--- Start of Records ---
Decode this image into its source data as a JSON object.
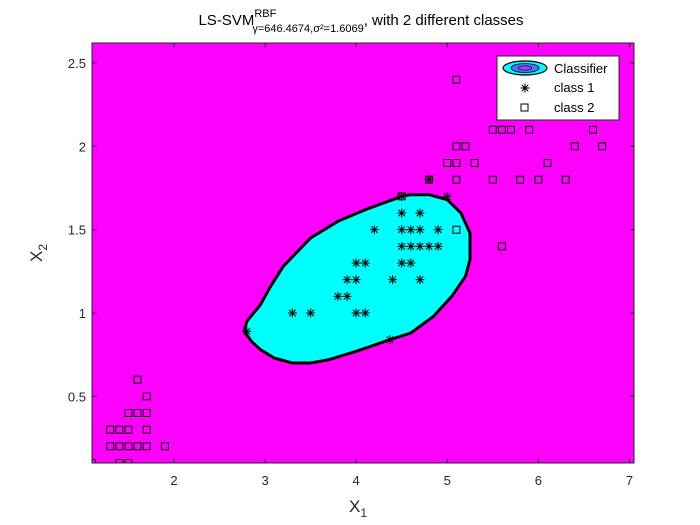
{
  "chart_data": {
    "type": "scatter",
    "title": {
      "main": "LS-SVM",
      "superscript": "RBF",
      "subscript": "γ=646.4674,σ²=1.6069",
      "suffix": ", with 2 different classes"
    },
    "xlabel": {
      "base": "X",
      "sub": "1"
    },
    "ylabel": {
      "base": "X",
      "sub": "2"
    },
    "xlim": [
      1.1,
      7.05
    ],
    "ylim": [
      0.1,
      2.62
    ],
    "xticks": [
      2,
      3,
      4,
      5,
      6,
      7
    ],
    "yticks": [
      0.5,
      1,
      1.5,
      2,
      2.5
    ],
    "xtick_labels": [
      "2",
      "3",
      "4",
      "5",
      "6",
      "7"
    ],
    "ytick_labels": [
      "0.5",
      "1",
      "1.5",
      "2",
      "2.5"
    ],
    "background_color": "#ff00ff",
    "region_color": "#00ffff",
    "legend": {
      "position": "top-right",
      "entries": [
        {
          "label": "Classifier",
          "marker": "contour"
        },
        {
          "label": "class 1",
          "marker": "asterisk"
        },
        {
          "label": "class 2",
          "marker": "square"
        }
      ]
    },
    "classifier_boundary": [
      [
        2.77,
        0.89
      ],
      [
        2.8,
        0.95
      ],
      [
        2.95,
        1.05
      ],
      [
        3.05,
        1.15
      ],
      [
        3.2,
        1.28
      ],
      [
        3.5,
        1.45
      ],
      [
        3.8,
        1.55
      ],
      [
        4.1,
        1.62
      ],
      [
        4.4,
        1.68
      ],
      [
        4.5,
        1.7
      ],
      [
        4.6,
        1.71
      ],
      [
        4.8,
        1.71
      ],
      [
        5.0,
        1.68
      ],
      [
        5.15,
        1.6
      ],
      [
        5.25,
        1.48
      ],
      [
        5.25,
        1.32
      ],
      [
        5.2,
        1.22
      ],
      [
        5.05,
        1.1
      ],
      [
        4.85,
        0.98
      ],
      [
        4.6,
        0.88
      ],
      [
        4.37,
        0.84
      ],
      [
        4.0,
        0.77
      ],
      [
        3.7,
        0.72
      ],
      [
        3.5,
        0.7
      ],
      [
        3.3,
        0.7
      ],
      [
        3.1,
        0.73
      ],
      [
        2.95,
        0.78
      ],
      [
        2.85,
        0.83
      ]
    ],
    "series": [
      {
        "name": "class 1",
        "marker": "asterisk",
        "points": [
          [
            3.3,
            1.0
          ],
          [
            3.5,
            1.0
          ],
          [
            3.8,
            1.1
          ],
          [
            3.9,
            1.1
          ],
          [
            3.9,
            1.2
          ],
          [
            4.0,
            1.2
          ],
          [
            4.0,
            1.3
          ],
          [
            4.1,
            1.3
          ],
          [
            4.0,
            1.0
          ],
          [
            4.1,
            1.0
          ],
          [
            4.2,
            1.5
          ],
          [
            4.4,
            1.2
          ],
          [
            4.5,
            1.3
          ],
          [
            4.5,
            1.4
          ],
          [
            4.5,
            1.5
          ],
          [
            4.5,
            1.6
          ],
          [
            4.6,
            1.5
          ],
          [
            4.6,
            1.4
          ],
          [
            4.6,
            1.3
          ],
          [
            4.7,
            1.4
          ],
          [
            4.7,
            1.5
          ],
          [
            4.7,
            1.6
          ],
          [
            4.7,
            1.2
          ],
          [
            4.8,
            1.4
          ],
          [
            4.9,
            1.5
          ],
          [
            4.9,
            1.4
          ],
          [
            5.0,
            1.7
          ],
          [
            4.8,
            1.8
          ],
          [
            4.5,
            1.7
          ],
          [
            4.37,
            0.84
          ],
          [
            2.8,
            0.89
          ]
        ]
      },
      {
        "name": "class 2",
        "marker": "square",
        "points": [
          [
            1.1,
            0.1
          ],
          [
            1.3,
            0.2
          ],
          [
            1.3,
            0.3
          ],
          [
            1.4,
            0.2
          ],
          [
            1.4,
            0.3
          ],
          [
            1.4,
            0.1
          ],
          [
            1.5,
            0.1
          ],
          [
            1.5,
            0.2
          ],
          [
            1.5,
            0.3
          ],
          [
            1.5,
            0.4
          ],
          [
            1.6,
            0.2
          ],
          [
            1.6,
            0.4
          ],
          [
            1.6,
            0.6
          ],
          [
            1.7,
            0.2
          ],
          [
            1.7,
            0.3
          ],
          [
            1.7,
            0.4
          ],
          [
            1.7,
            0.5
          ],
          [
            1.9,
            0.2
          ],
          [
            4.5,
            1.7
          ],
          [
            4.8,
            1.8
          ],
          [
            5.0,
            1.9
          ],
          [
            5.1,
            1.9
          ],
          [
            5.1,
            1.8
          ],
          [
            5.1,
            2.0
          ],
          [
            5.1,
            2.4
          ],
          [
            5.2,
            2.0
          ],
          [
            5.1,
            1.5
          ],
          [
            5.3,
            1.9
          ],
          [
            5.5,
            1.8
          ],
          [
            5.5,
            2.1
          ],
          [
            5.6,
            2.1
          ],
          [
            5.6,
            1.4
          ],
          [
            5.7,
            2.1
          ],
          [
            5.8,
            1.8
          ],
          [
            5.9,
            2.1
          ],
          [
            6.0,
            1.8
          ],
          [
            6.1,
            1.9
          ],
          [
            6.3,
            1.8
          ],
          [
            6.4,
            2.0
          ],
          [
            6.6,
            2.1
          ],
          [
            6.7,
            2.0
          ]
        ]
      }
    ]
  }
}
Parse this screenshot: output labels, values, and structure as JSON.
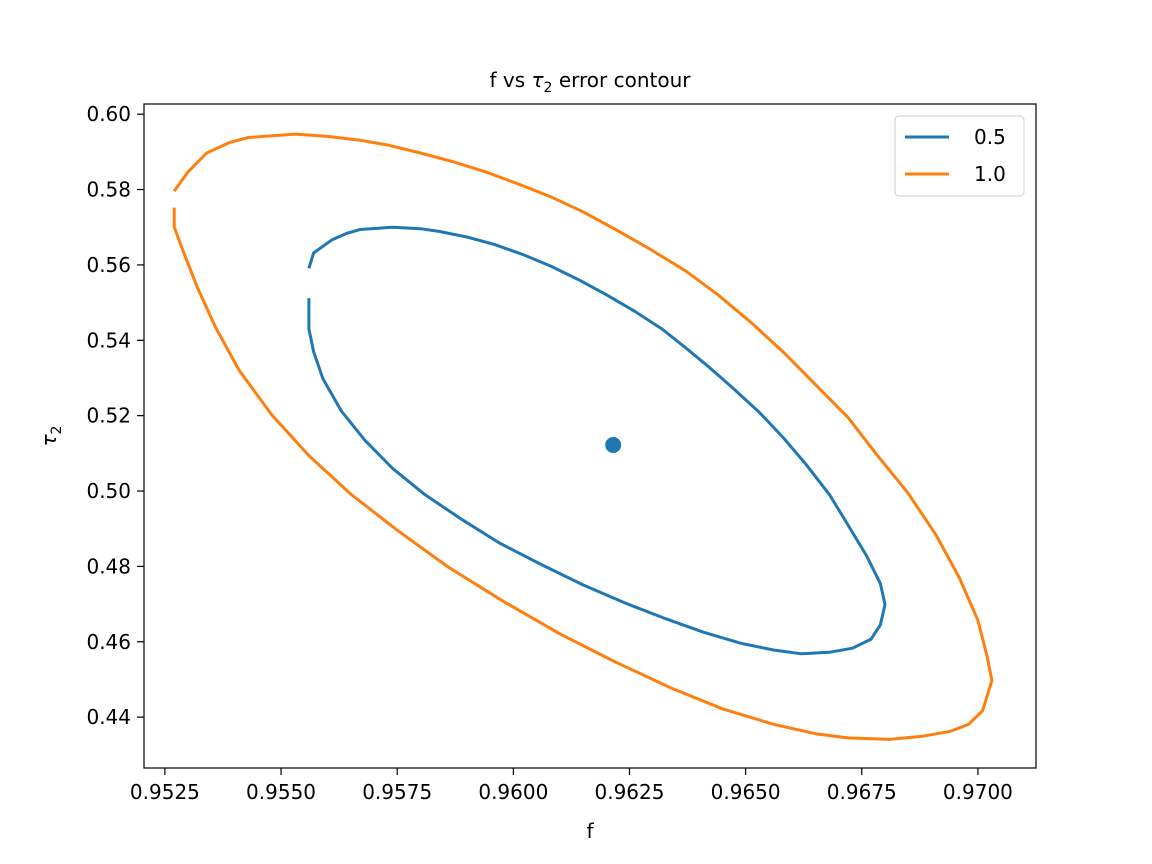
{
  "chart_data": {
    "type": "contour",
    "title_main": "f vs ",
    "title_sym": "τ",
    "title_sub": "2",
    "title_tail": " error contour",
    "xlabel": "f",
    "ylabel_sym": "τ",
    "ylabel_sub": "2",
    "xlim": [
      0.95205,
      0.97125
    ],
    "ylim": [
      0.4265,
      0.6027
    ],
    "xticks": [
      0.9525,
      0.955,
      0.9575,
      0.96,
      0.9625,
      0.965,
      0.9675,
      0.97
    ],
    "xtick_labels": [
      "0.9525",
      "0.9550",
      "0.9575",
      "0.9600",
      "0.9625",
      "0.9650",
      "0.9675",
      "0.9700"
    ],
    "yticks": [
      0.44,
      0.46,
      0.48,
      0.5,
      0.52,
      0.54,
      0.56,
      0.58,
      0.6
    ],
    "ytick_labels": [
      "0.44",
      "0.46",
      "0.48",
      "0.50",
      "0.52",
      "0.54",
      "0.56",
      "0.58",
      "0.60"
    ],
    "legend_position": "top-right",
    "series": [
      {
        "name": "0.5",
        "color": "#1f77b4",
        "points": [
          [
            0.9556,
            0.5591
          ],
          [
            0.9557,
            0.5632
          ],
          [
            0.9561,
            0.5667
          ],
          [
            0.9564,
            0.5683
          ],
          [
            0.9567,
            0.5694
          ],
          [
            0.9574,
            0.57
          ],
          [
            0.958,
            0.5696
          ],
          [
            0.9584,
            0.5689
          ],
          [
            0.959,
            0.5674
          ],
          [
            0.9596,
            0.5654
          ],
          [
            0.9602,
            0.5628
          ],
          [
            0.9608,
            0.5597
          ],
          [
            0.9614,
            0.5561
          ],
          [
            0.962,
            0.5521
          ],
          [
            0.9626,
            0.5478
          ],
          [
            0.9632,
            0.543
          ],
          [
            0.9637,
            0.5381
          ],
          [
            0.9642,
            0.533
          ],
          [
            0.9647,
            0.5276
          ],
          [
            0.9653,
            0.5208
          ],
          [
            0.9658,
            0.5143
          ],
          [
            0.9663,
            0.5071
          ],
          [
            0.9668,
            0.4991
          ],
          [
            0.9672,
            0.4911
          ],
          [
            0.9676,
            0.4829
          ],
          [
            0.9679,
            0.4754
          ],
          [
            0.968,
            0.4699
          ],
          [
            0.9679,
            0.4645
          ],
          [
            0.9677,
            0.4607
          ],
          [
            0.9673,
            0.4583
          ],
          [
            0.9668,
            0.4572
          ],
          [
            0.9662,
            0.4568
          ],
          [
            0.9656,
            0.4578
          ],
          [
            0.9649,
            0.4596
          ],
          [
            0.9641,
            0.4625
          ],
          [
            0.9633,
            0.466
          ],
          [
            0.9624,
            0.4703
          ],
          [
            0.9615,
            0.4751
          ],
          [
            0.9606,
            0.4805
          ],
          [
            0.9597,
            0.4862
          ],
          [
            0.9589,
            0.4924
          ],
          [
            0.9581,
            0.499
          ],
          [
            0.9574,
            0.506
          ],
          [
            0.9568,
            0.5135
          ],
          [
            0.9563,
            0.5212
          ],
          [
            0.9559,
            0.5298
          ],
          [
            0.9557,
            0.537
          ],
          [
            0.9556,
            0.543
          ],
          [
            0.9556,
            0.5472
          ],
          [
            0.9556,
            0.5512
          ]
        ]
      },
      {
        "name": "1.0",
        "color": "#ff7f0e",
        "points": [
          [
            0.9527,
            0.5796
          ],
          [
            0.953,
            0.5847
          ],
          [
            0.9534,
            0.5897
          ],
          [
            0.9539,
            0.5925
          ],
          [
            0.9543,
            0.5938
          ],
          [
            0.9553,
            0.5947
          ],
          [
            0.956,
            0.5941
          ],
          [
            0.9567,
            0.5931
          ],
          [
            0.9573,
            0.5918
          ],
          [
            0.958,
            0.5897
          ],
          [
            0.9587,
            0.5874
          ],
          [
            0.9594,
            0.5847
          ],
          [
            0.9601,
            0.5815
          ],
          [
            0.9608,
            0.5781
          ],
          [
            0.9615,
            0.5741
          ],
          [
            0.9622,
            0.5694
          ],
          [
            0.9629,
            0.5645
          ],
          [
            0.9637,
            0.5585
          ],
          [
            0.9644,
            0.5521
          ],
          [
            0.9651,
            0.5449
          ],
          [
            0.9658,
            0.537
          ],
          [
            0.9665,
            0.5283
          ],
          [
            0.9672,
            0.5196
          ],
          [
            0.9678,
            0.51
          ],
          [
            0.9685,
            0.4994
          ],
          [
            0.9691,
            0.4883
          ],
          [
            0.9696,
            0.477
          ],
          [
            0.97,
            0.4657
          ],
          [
            0.9702,
            0.456
          ],
          [
            0.9703,
            0.4497
          ],
          [
            0.9701,
            0.4417
          ],
          [
            0.9698,
            0.4381
          ],
          [
            0.9694,
            0.4362
          ],
          [
            0.9688,
            0.4349
          ],
          [
            0.9681,
            0.4341
          ],
          [
            0.9672,
            0.4345
          ],
          [
            0.9665,
            0.4356
          ],
          [
            0.9656,
            0.4381
          ],
          [
            0.9645,
            0.4422
          ],
          [
            0.9634,
            0.4477
          ],
          [
            0.9622,
            0.4546
          ],
          [
            0.961,
            0.4621
          ],
          [
            0.9598,
            0.4706
          ],
          [
            0.9586,
            0.4798
          ],
          [
            0.9575,
            0.4896
          ],
          [
            0.9565,
            0.4992
          ],
          [
            0.9556,
            0.5094
          ],
          [
            0.9548,
            0.5202
          ],
          [
            0.9541,
            0.532
          ],
          [
            0.9536,
            0.5432
          ],
          [
            0.9532,
            0.554
          ],
          [
            0.9529,
            0.5634
          ],
          [
            0.9527,
            0.5701
          ],
          [
            0.9527,
            0.5752
          ]
        ]
      }
    ],
    "center_point": {
      "x": 0.96215,
      "y": 0.5122,
      "color": "#1f77b4"
    }
  }
}
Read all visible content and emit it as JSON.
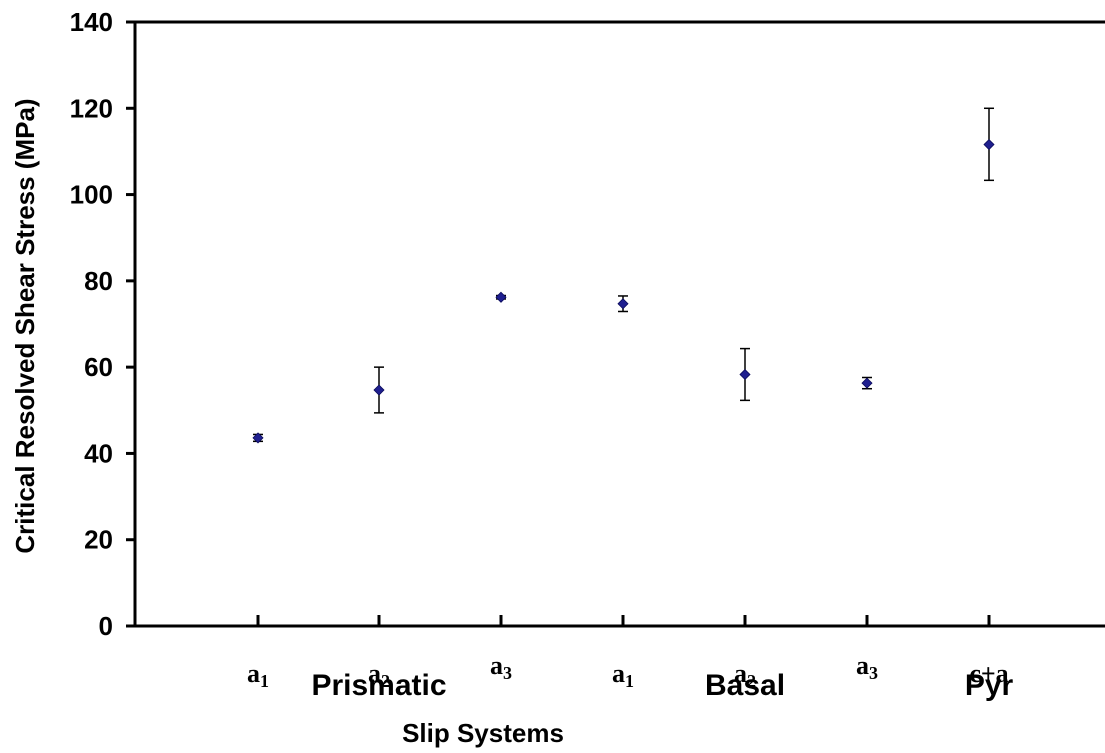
{
  "chart_data": {
    "type": "scatter",
    "xlabel": "Slip Systems",
    "ylabel": "Critical Resolved Shear Stress (MPa)",
    "ylim": [
      0,
      140
    ],
    "yticks": [
      "0",
      "20",
      "40",
      "60",
      "80",
      "100",
      "120",
      "140"
    ],
    "grid": false,
    "marker_color": "#1f1f8f",
    "points": [
      {
        "base": "a",
        "sub": "1",
        "y": 43.6,
        "err_low": 42.8,
        "err_high": 44.4
      },
      {
        "base": "a",
        "sub": "2",
        "y": 54.7,
        "err_low": 49.4,
        "err_high": 60.0
      },
      {
        "base": "a",
        "sub": "3",
        "y": 76.2,
        "err_low": 75.8,
        "err_high": 76.6
      },
      {
        "base": "a",
        "sub": "1",
        "y": 74.7,
        "err_low": 72.9,
        "err_high": 76.5
      },
      {
        "base": "a",
        "sub": "2",
        "y": 58.3,
        "err_low": 52.3,
        "err_high": 64.3
      },
      {
        "base": "a",
        "sub": "3",
        "y": 56.3,
        "err_low": 55.0,
        "err_high": 57.6
      },
      {
        "base": "c+a",
        "sub": "",
        "y": 111.6,
        "err_low": 103.3,
        "err_high": 120.0
      }
    ],
    "groups": [
      {
        "label": "Prismatic"
      },
      {
        "label": "Basal"
      },
      {
        "label": "Pyr"
      }
    ]
  }
}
--- End of Records ---
**Request:**
Your task is to gather all lines from the entries above that hold the word "xlabel".

**Reply to the exercise:**
    "xlabel": {
    "xlabel": "f",
    "xlabel": "Slip Systems",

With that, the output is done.